- [Problem description]
Filter these entries so that only lines with the word "Othello" remain.

[Saved entries]
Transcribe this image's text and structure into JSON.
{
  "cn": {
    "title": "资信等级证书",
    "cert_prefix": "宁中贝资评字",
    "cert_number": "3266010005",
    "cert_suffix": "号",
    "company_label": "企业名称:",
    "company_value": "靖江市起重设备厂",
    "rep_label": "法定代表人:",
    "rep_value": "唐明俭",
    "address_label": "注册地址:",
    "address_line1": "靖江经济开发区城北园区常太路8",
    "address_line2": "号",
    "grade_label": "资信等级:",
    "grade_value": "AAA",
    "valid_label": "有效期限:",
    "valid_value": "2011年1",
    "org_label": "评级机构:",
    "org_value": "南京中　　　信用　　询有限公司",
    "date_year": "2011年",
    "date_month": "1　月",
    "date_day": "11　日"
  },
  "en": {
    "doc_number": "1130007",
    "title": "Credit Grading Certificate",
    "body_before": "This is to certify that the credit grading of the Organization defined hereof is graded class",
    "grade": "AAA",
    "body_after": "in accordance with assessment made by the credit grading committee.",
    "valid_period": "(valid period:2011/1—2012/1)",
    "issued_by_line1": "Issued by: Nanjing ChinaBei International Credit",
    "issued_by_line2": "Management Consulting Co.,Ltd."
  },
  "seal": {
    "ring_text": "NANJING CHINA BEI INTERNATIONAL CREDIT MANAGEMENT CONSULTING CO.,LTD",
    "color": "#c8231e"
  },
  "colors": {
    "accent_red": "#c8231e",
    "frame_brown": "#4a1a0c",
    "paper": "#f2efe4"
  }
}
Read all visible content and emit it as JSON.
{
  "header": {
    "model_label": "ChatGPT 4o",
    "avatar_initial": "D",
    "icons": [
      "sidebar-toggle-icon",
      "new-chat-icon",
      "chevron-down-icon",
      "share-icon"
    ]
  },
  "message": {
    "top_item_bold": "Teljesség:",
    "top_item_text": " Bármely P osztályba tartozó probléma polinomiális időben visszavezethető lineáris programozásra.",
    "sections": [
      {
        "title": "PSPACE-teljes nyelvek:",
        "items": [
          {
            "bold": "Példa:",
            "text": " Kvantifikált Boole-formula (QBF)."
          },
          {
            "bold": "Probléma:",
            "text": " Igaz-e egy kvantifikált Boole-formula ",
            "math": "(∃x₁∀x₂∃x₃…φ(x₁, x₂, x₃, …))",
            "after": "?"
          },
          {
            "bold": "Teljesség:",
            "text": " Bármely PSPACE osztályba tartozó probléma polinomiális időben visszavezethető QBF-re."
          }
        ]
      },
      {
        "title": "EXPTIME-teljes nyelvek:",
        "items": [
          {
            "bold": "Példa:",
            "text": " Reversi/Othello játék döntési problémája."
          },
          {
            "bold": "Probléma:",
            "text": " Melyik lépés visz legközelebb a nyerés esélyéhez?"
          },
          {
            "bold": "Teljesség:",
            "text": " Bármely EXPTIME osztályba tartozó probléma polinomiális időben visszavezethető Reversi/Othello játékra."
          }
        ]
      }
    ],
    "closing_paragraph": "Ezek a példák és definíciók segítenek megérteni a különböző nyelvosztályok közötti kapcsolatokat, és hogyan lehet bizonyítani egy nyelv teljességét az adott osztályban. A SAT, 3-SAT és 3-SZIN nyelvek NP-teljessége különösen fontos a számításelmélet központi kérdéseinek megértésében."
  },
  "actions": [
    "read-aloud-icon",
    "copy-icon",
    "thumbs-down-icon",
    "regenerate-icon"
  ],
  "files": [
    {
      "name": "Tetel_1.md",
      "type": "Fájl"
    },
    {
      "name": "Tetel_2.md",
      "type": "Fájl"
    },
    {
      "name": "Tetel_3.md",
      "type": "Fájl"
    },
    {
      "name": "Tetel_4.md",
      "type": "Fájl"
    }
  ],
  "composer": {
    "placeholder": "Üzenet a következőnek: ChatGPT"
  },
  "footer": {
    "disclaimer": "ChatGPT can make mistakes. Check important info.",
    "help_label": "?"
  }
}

- [Task answer]
            "text": " Reversi/Othello játék döntési problémája."
            "text": " Bármely EXPTIME osztályba tartozó probléma polinomiális időben visszavezethető Reversi/Othello játékra."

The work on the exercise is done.